PROBLEM REQUIREMENTS –
Without including any images, repeat the data exactly.

▬▬▬

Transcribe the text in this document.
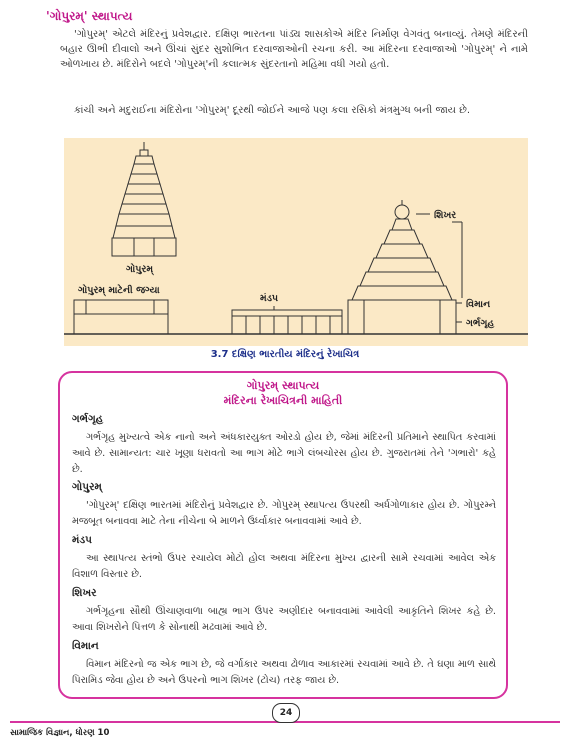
'ગોપુરમ્' સ્થાપત્ય

'ગોપુરમ્' એટલે મંદિરનું પ્રવેશદ્વાર. દક્ષિણ ભારતના પાંડ્ય શાસકોએ મંદિર નિર્માણ વેગવંતુ બનાવ્યું. તેમણે મંદિરની બહાર ઊભી દીવાલો અને ઊંચાં સુંદર સુશોભિત દરવાજાઓની રચના કરી. આ મંદિરના દરવાજાઓ 'ગોપુરમ્' ને નામે ઓળખાય છે. મંદિરોને બદલે 'ગોપુરમ્'ની કલાત્મક સુંદરતાનો મહિમા વધી ગયો હતો.

કાંચી અને મદુરાઈના મંદિરોના 'ગોપુરમ્' દૂરથી જોઈને આજે પણ કલા રસિકો મંત્રમુગ્ધ બની જાય છે.

ગોપુરમ્
ગોપુરમ્ માટેની જગ્યા
મંડપ
શિખર
વિમાન
ગર્ભગૃહ
3.7 દક્ષિણ ભારતીય મંદિરનું રેખાચિત્ર
ગોપુરમ્ સ્થાપત્ય
મંદિરના રેખાચિત્રની માહિતી
ગર્ભગૃહ

ગર્ભગૃહ મુખ્યત્વે એક નાનો અને અંધકારયુક્ત ઓરડો હોય છે, જેમાં મંદિરની પ્રતિમાને સ્થાપિત કરવામાં આવે છે. સામાન્યત: ચાર ખૂણા ધરાવતો આ ભાગ મોટે ભાગે લંબચોરસ હોય છે. ગુજરાતમાં તેને 'ગભારો' કહે છે.

ગોપુરમ્

'ગોપુરમ્' દક્ષિણ ભારતમાં મંદિરોનું પ્રવેશદ્વાર છે. ગોપુરમ્ સ્થાપત્ય ઉપરથી અર્ધગોળાકાર હોય છે. ગોપુરમ્ને મજબૂત બનાવવા માટે તેના નીચેના બે માળને ઉર્ધ્વાકાર બનાવવામાં આવે છે.

મંડપ

આ સ્થાપત્ય સ્તંભો ઉપર રચાયેલ મોટો હોલ અથવા મંદિરના મુખ્ય દ્વારની સામે રચવામાં આવેલ એક વિશાળ વિસ્તાર છે.

શિખર

ગર્ભગૃહના સૌથી ઊંચાણવાળા બાહ્ય ભાગ ઉપર અણીદાર બનાવવામાં આવેલી આકૃતિને શિખર કહે છે. આવા શિખરોને પિત્તળ કે સોનાથી મઢવામાં આવે છે.

વિમાન

વિમાન મંદિરનો જ એક ભાગ છે, જે વર્ગાકાર અથવા ઢોળાવ આકારમાં રચવામાં આવે છે. તે ઘણા માળ સાથે પિરામિડ જેવા હોય છે અને ઉપરનો ભાગ શિખર (ટોચ) તરફ જાય છે.

24
સામાજિક વિજ્ઞાન, ધોરણ 10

▬▬▬

WORKED ANSWER –
Transcribe the text in this document.
'ગોપુરમ્' સ્થાપત્ય

'ગોપુરમ્' એટલે મંદિરનું પ્રવેશદ્વાર. દક્ષિણ ભારતના પાંડ્ય શાસકોએ મંદિર નિર્માણ વેગવંતુ બનાવ્યું. તેમણે મંદિરની બહાર ઊભી દીવાલો અને ઊંચાં સુંદર સુશોભિત દરવાજાઓની રચના કરી. આ મંદિરના દરવાજાઓ 'ગોપુરમ્' ને નામે ઓળખાય છે. મંદિરોને બદલે 'ગોપુરમ્'ની કલાત્મક સુંદરતાનો મહિમા વધી ગયો હતો.

કાંચી અને મદુરાઈના મંદિરોના 'ગોપુરમ્' દૂરથી જોઈને આજે પણ કલા રસિકો મંત્રમુગ્ધ બની જાય છે.

ગોપુરમ્
ગોપુરમ્ માટેની જગ્યા
મંડપ
શિખર
વિમાન
ગર્ભગૃહ
3.7 દક્ષિણ ભારતીય મંદિરનું રેખાચિત્ર
ગોપુરમ્ સ્થાપત્ય
મંદિરના રેખાચિત્રની માહિતી
ગર્ભગૃહ

ગર્ભગૃહ મુખ્યત્વે એક નાનો અને અંધકારયુક્ત ઓરડો હોય છે, જેમાં મંદિરની પ્રતિમાને સ્થાપિત કરવામાં આવે છે. સામાન્યત: ચાર ખૂણા ધરાવતો આ ભાગ મોટે ભાગે લંબચોરસ હોય છે. ગુજરાતમાં તેને 'ગભારો' કહે છે.

ગોપુરમ્

'ગોપુરમ્' દક્ષિણ ભારતમાં મંદિરોનું પ્રવેશદ્વાર છે. ગોપુરમ્ સ્થાપત્ય ઉપરથી અર્ધગોળાકાર હોય છે. ગોપુરમ્ને મજબૂત બનાવવા માટે તેના નીચેના બે માળને ઉર્ધ્વાકાર બનાવવામાં આવે છે.

મંડપ

આ સ્થાપત્ય સ્તંભો ઉપર રચાયેલ મોટો હોલ અથવા મંદિરના મુખ્ય દ્વારની સામે રચવામાં આવેલ એક વિશાળ વિસ્તાર છે.

શિખર

ગર્ભગૃહના સૌથી ઊંચાણવાળા બાહ્ય ભાગ ઉપર અણીદાર બનાવવામાં આવેલી આકૃતિને શિખર કહે છે. આવા શિખરોને પિત્તળ કે સોનાથી મઢવામાં આવે છે.

વિમાન

વિમાન મંદિરનો જ એક ભાગ છે, જે વર્ગાકાર અથવા ઢોળાવ આકારમાં રચવામાં આવે છે. તે ઘણા માળ સાથે પિરામિડ જેવા હોય છે અને ઉપરનો ભાગ શિખર (ટોચ) તરફ જાય છે.

24
સામાજિક વિજ્ઞાન, ધોરણ 10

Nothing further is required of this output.